Friday 5 March 2010

The Noughties - A Solon's Calling.

Living in End Times.
"What would 'September 11th' have been without television?" - Jacques Derrida

In the late 1990s, people were speculating that the new millennium would herald the end of the world. Over 10 years later and Roland Emmerich has made movie with an apocalyptic vision, which might happen in 2012 apparently. We still cannot imagine the end of capitalism, so we imagine the apocalypse because that is easier to envision in this era of mass fear and cynicism. It would be too easy and cynical to simply describe this time period as a decade of shallow consumerism, horrifying atrocities, celebrity worship, impending environmental doom and avaricious excess. The Noughties were paradoxical, in that wondrous luxuries were now available at the click of a button on a keyboard. But all the while there was a sense that we are drifting obliviously into our own destruction - these are the end times. Yes, this occurred in previous decades, but in the Noughties this was taken to an extreme, pressing onwards as if there are no limits except there clearly are limits now. One question comes to mind: How long can we just keep going on like this?

As JG Ballard once wrote "The marriage of reason and nightmare that has dominated the 20th Century has given birth to an ever more ambiguous world."
It could be that the ambiguity, born of that "marriage", is present in the undercurrents of our lives today. Botox is an interesting case in reflecting the strange juxtaposition, the horror and the beauty, the nightmare and the reason. It was during World War II that fears of Germany using biological warfare drove the Americans to develop the chemical botulinum toxin, the principle ingredient of botox, as part of a germ warfare experiment. Botulinum toxin is actually one of the most lethal substances in the world, it causes the disease botulism which has a rate of almost 100% mortality. But it was later found that non-lethal amounts could be used to treat wrinkles. It wasn't until the early 21st Century that botox became accessible to those who weren't the rich or the famous. At times it seemed as though there was a desperation to push consumerism further and further, breaking down boundaries and pushing the limit. But at the same time exhaustion, at the notion of very real limitations and there banality, leading to a increasing reliance on the past.

* [DATASET ENTRIES]:
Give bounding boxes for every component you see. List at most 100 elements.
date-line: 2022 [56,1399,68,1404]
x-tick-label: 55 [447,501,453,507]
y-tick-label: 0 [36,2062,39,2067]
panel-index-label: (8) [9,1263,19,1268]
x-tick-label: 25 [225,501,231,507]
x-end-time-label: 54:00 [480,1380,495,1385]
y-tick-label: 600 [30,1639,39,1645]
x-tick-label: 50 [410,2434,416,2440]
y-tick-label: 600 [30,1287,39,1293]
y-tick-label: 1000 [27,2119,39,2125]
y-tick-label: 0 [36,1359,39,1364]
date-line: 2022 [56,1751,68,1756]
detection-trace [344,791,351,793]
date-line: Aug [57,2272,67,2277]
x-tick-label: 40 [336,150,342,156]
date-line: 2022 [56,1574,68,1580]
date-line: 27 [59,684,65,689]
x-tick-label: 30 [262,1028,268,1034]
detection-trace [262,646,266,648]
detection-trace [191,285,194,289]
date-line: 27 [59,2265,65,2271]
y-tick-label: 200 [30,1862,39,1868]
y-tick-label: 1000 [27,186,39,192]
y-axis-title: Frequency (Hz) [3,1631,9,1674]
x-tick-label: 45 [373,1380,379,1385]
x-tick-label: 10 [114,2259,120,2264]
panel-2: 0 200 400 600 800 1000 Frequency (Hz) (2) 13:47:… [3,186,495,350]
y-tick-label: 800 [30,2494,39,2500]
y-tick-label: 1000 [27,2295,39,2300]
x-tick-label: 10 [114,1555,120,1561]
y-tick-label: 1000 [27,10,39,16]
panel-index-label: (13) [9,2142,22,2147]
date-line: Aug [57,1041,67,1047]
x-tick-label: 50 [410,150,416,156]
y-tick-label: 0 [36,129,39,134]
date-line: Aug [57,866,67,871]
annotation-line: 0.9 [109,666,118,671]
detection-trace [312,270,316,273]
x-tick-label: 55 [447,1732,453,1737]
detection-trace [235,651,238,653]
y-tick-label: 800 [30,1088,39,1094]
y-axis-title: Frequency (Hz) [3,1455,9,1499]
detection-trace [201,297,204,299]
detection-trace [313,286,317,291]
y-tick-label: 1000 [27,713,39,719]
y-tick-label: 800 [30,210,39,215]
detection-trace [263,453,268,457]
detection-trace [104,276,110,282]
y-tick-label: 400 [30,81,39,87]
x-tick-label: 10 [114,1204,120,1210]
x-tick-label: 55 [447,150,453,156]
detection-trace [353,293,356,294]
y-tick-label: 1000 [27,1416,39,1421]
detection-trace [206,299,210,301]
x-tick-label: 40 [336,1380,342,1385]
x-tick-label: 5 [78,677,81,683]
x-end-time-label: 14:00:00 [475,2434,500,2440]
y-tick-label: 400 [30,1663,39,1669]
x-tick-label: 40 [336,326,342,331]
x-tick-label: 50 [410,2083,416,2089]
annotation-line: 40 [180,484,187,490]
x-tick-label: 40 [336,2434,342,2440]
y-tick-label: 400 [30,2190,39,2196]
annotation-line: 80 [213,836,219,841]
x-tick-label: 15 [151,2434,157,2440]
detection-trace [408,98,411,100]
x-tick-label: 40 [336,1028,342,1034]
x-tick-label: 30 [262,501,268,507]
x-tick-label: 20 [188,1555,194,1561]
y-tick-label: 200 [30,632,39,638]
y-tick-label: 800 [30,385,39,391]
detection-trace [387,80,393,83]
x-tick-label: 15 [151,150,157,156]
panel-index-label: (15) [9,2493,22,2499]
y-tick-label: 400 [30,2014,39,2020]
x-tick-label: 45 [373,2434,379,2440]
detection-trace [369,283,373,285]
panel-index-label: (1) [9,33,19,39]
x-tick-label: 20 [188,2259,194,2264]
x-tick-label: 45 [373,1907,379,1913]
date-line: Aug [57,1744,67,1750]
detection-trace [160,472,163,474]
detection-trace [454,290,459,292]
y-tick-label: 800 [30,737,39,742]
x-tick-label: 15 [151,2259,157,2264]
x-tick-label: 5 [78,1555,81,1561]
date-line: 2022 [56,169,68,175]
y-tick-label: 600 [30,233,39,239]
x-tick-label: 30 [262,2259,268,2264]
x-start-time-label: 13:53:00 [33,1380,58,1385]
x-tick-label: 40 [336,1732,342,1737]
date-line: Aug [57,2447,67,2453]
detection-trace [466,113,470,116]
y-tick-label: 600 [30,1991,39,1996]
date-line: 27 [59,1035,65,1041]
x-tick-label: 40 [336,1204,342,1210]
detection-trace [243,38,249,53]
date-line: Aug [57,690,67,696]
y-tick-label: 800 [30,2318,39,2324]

* [TASK 1]:
Answer these questions about the essay on the Noughties, one line each:
(a) What did people in the late 1990s guess the new millennium would bring?
(b) During World War II, what fear led the Americans to develop botulinum toxin?
(c) What death rate does the essay give for botulism?
* [TASK 2]:
Sum up the essay on the Noughties in two sentences.
* [TASK 3]:
Carry the essay on the Noughties forward from its last sentence.

* [EXPECTED ANSWER 1]:
(a) The end of the world.
(b) The fear that Germany would use biological warfare.
(c) Almost 100%.

* [EXPECTED ANSWER 2]:
The essay calls the Noughties a paradoxical decade, when wondrous luxuries were available at the click of a button but there was a sense that we were drifting obliviously into our own destruction. It points to botox as a case of the horror and the beauty of the time, since its main ingredient was developed in a World War II germ warfare experiment and is one of the most lethal substances in the world, yet non-lethal amounts were later found to treat wrinkles.

* [EXPECTED ANSWER 3]:
This feeling of exhaustion, limitation and banality is explicitly present in music. As it is evident that the mainstream music industry is increasingly dependent on past genres and eras to recreate itself, leaving the listeners feeling that it has all been done before. This reliance may have been what led to an abundance of goods and services which lacked the very thing which they used consisted of. Examples: decaffeinated coffee, nicotine patches, sugar free drinks, cyber-sex, even warfare and capitalism. Nicotine patches are cigarettes without the little white sticks of death, which you light up and smoke yourself to death with. Cyber-sex is sex without the physical act of intercourse. People talk about the wars in Afghanistan and Iraq as if no one on our side had to die, is this not a desire for war without war? Since in war, people on both sides inevitably die. What about the "liberal communists" like Bill Gates? Those who want capitalism without the inequality, poverty and enormous suffering caused by market forces, who promote the idea that all inequality, poverty and suffering can be eliminated through capitalism with a human face. However, capitalism is not about equality it is about competition, winners and losers,  and dog-eat-dog individualism. Therefore, it could easily be claimed that the liberal communists want capitalism without the very essence of capitalism.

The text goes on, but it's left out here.